▶ **AIM OF THE TASK**: What is the number of lines holding the word "gösterime"? Write that number and nothing else.

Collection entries
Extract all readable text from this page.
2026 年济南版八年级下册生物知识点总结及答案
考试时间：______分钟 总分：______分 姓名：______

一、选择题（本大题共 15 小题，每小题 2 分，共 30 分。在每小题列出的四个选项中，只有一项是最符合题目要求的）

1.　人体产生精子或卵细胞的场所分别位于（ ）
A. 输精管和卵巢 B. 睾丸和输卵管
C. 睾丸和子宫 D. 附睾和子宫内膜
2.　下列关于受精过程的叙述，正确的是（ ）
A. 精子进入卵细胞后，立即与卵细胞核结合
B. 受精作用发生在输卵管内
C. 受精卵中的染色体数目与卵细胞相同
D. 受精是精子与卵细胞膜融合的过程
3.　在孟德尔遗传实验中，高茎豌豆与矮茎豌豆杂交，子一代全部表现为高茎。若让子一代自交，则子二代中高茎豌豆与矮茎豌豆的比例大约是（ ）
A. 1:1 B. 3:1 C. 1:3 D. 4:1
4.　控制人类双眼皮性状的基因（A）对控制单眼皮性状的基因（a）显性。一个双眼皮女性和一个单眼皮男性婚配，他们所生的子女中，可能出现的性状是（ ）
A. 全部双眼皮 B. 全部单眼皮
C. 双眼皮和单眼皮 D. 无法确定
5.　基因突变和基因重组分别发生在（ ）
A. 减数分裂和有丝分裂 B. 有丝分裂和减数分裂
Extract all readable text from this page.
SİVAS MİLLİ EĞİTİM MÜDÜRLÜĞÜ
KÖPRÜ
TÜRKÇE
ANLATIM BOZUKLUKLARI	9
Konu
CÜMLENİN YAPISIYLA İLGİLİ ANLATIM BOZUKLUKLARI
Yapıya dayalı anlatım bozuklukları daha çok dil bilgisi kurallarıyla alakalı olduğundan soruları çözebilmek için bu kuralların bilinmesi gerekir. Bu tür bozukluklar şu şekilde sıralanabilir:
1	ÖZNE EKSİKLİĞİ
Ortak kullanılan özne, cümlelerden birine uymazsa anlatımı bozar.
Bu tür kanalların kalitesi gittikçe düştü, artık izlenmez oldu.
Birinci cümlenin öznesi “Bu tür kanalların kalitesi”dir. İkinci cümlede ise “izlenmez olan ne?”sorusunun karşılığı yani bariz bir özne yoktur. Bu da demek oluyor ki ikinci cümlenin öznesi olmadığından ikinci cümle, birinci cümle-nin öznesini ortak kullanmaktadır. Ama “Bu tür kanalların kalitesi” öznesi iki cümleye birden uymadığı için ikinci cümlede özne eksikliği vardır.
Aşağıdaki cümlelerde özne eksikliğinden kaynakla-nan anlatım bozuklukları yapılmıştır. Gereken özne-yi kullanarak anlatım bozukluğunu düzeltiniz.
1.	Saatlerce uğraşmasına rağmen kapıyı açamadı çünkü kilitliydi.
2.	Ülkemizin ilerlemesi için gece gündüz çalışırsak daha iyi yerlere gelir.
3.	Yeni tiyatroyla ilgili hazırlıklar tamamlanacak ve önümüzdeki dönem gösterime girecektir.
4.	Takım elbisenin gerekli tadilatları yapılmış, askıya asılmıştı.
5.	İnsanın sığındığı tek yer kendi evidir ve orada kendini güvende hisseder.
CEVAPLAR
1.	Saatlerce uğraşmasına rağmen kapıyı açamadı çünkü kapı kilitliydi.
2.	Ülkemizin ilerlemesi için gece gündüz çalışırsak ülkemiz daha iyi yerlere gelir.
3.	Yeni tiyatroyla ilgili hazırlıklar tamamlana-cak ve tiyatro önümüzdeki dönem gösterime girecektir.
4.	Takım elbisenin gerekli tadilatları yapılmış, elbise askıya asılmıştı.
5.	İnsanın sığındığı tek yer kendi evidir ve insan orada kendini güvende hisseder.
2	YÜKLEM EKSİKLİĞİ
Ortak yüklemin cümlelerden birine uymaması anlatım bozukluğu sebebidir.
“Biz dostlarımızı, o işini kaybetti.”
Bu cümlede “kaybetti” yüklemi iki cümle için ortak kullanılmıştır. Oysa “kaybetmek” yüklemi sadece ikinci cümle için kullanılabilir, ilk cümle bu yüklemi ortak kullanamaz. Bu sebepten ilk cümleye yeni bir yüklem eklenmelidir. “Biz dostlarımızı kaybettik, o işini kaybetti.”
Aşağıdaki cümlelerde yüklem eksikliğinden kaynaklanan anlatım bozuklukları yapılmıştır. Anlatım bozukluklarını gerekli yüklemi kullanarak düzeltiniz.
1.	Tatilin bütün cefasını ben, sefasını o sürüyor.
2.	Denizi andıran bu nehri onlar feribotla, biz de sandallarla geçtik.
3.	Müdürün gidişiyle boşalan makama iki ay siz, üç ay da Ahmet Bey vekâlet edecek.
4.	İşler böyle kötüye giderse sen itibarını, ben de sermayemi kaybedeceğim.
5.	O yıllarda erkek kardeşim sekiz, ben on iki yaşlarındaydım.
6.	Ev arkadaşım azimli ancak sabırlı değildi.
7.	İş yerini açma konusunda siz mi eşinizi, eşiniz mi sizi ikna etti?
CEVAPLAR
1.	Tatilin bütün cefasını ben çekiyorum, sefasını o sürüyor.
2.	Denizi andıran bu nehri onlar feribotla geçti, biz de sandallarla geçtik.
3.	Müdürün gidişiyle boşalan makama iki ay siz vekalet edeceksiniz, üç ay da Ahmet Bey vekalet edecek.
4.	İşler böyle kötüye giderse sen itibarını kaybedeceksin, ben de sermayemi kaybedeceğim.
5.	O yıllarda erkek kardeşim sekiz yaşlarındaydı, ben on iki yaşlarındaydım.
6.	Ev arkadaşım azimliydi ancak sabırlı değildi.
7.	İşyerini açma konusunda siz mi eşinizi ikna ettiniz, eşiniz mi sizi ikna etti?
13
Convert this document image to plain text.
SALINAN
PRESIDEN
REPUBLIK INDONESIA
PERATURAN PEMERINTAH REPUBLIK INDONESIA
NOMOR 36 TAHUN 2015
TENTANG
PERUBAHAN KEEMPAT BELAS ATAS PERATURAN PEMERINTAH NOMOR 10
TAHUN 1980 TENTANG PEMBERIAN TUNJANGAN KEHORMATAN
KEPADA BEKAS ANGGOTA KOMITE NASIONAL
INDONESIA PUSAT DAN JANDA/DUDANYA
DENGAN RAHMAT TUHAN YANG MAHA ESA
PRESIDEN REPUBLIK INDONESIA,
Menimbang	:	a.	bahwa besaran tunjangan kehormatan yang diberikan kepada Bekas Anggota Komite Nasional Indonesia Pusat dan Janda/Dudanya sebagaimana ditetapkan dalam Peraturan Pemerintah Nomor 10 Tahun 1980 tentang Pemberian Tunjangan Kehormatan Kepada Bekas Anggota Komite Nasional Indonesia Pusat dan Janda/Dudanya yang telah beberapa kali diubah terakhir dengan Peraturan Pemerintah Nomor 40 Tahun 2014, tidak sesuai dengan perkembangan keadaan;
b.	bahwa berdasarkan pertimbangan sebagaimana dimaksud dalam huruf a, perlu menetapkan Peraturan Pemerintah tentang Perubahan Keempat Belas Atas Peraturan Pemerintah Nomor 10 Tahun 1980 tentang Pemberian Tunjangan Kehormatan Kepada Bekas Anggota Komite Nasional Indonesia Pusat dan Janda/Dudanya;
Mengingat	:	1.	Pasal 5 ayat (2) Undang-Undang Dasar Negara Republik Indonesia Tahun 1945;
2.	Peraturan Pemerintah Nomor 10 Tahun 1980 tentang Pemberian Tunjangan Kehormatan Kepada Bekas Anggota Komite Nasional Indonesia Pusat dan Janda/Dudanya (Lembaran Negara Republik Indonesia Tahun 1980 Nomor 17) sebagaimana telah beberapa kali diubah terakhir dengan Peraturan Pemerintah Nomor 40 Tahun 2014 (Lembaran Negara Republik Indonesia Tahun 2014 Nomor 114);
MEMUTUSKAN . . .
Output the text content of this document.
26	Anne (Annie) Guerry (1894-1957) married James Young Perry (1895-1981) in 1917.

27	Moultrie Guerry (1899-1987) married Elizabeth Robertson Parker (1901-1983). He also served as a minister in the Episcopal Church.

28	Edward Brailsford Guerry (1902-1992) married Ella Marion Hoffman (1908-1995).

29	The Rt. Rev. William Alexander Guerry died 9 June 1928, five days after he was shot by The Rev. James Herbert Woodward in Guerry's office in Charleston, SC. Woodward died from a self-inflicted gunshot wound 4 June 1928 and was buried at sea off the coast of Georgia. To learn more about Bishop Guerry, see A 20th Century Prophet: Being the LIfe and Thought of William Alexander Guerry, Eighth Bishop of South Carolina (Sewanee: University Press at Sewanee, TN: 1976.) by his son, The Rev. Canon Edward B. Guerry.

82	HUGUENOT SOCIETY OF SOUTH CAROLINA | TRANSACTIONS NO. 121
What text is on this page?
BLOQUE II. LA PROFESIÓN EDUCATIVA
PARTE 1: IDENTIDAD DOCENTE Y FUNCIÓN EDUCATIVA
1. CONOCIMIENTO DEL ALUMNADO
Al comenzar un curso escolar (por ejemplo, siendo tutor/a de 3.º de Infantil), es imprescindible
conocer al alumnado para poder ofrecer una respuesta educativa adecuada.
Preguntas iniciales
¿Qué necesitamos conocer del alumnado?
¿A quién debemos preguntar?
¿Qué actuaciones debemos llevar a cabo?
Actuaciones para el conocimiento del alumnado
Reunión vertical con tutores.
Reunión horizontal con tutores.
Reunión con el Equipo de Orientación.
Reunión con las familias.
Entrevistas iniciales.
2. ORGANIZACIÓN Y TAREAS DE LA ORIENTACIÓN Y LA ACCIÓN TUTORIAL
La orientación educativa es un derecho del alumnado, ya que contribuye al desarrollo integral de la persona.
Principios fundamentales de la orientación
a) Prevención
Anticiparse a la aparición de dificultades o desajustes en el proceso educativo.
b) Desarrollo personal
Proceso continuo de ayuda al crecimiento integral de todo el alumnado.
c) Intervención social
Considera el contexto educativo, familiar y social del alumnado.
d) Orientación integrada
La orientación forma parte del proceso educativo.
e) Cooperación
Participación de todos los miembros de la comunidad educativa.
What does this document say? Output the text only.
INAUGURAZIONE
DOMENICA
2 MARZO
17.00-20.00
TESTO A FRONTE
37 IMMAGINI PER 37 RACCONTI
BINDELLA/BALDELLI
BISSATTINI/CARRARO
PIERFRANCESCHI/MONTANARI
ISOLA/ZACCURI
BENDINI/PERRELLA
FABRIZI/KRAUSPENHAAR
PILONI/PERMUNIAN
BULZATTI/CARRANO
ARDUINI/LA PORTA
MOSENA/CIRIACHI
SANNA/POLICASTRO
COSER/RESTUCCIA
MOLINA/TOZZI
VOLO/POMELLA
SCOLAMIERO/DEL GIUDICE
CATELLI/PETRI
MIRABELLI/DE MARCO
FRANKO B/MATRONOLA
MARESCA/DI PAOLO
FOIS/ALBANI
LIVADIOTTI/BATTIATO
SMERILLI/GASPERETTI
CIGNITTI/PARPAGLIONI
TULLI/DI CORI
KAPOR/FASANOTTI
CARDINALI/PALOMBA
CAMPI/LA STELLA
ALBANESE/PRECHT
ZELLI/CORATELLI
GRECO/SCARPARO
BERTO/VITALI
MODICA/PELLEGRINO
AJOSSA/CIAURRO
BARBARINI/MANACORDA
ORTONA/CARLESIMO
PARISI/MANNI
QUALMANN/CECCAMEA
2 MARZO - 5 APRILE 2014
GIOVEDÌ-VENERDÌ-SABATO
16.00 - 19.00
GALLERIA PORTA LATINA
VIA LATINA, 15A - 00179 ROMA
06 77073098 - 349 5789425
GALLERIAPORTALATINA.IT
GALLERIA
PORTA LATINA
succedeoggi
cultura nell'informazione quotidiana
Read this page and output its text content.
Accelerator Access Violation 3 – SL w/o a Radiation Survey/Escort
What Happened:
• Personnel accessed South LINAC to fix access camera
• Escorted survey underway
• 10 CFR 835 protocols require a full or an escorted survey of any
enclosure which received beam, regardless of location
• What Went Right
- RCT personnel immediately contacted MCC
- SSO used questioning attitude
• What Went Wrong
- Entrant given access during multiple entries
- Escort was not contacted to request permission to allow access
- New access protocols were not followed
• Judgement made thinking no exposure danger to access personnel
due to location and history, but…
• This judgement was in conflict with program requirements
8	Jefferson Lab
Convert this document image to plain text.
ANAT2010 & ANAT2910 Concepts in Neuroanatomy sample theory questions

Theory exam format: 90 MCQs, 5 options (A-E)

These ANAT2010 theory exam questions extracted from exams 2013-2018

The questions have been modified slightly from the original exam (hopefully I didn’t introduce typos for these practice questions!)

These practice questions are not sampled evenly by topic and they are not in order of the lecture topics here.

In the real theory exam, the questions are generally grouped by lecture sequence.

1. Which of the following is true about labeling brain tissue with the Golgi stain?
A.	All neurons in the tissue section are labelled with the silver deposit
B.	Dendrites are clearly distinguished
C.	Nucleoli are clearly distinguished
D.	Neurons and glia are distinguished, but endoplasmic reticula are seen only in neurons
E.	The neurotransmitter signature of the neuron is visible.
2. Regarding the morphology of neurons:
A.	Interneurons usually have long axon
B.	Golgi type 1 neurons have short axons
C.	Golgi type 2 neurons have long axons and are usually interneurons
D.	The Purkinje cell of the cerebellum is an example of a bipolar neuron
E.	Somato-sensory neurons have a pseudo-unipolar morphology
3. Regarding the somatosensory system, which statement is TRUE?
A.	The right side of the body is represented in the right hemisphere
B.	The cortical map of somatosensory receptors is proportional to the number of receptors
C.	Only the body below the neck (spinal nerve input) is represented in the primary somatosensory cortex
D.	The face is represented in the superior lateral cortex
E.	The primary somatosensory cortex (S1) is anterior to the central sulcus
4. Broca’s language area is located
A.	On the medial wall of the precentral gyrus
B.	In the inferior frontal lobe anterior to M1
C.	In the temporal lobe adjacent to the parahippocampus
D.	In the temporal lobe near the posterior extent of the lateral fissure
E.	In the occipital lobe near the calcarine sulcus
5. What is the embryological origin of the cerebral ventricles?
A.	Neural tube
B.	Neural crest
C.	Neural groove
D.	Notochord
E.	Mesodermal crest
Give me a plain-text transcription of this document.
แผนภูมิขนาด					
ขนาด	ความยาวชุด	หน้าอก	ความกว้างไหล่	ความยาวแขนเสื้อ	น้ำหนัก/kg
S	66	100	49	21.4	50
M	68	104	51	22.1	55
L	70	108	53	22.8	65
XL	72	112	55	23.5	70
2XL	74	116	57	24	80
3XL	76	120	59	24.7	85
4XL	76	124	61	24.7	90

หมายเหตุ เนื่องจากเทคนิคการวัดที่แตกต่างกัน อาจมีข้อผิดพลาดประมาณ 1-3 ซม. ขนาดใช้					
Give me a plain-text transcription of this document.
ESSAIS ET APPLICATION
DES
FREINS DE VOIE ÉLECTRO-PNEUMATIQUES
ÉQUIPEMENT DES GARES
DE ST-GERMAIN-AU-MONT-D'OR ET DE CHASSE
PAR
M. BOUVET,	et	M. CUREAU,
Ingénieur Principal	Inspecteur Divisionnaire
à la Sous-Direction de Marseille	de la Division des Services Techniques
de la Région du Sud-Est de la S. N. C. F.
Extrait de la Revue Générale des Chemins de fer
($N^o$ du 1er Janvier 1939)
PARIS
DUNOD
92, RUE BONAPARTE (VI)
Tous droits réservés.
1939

▶ **RESULT OF THE TASK**: 2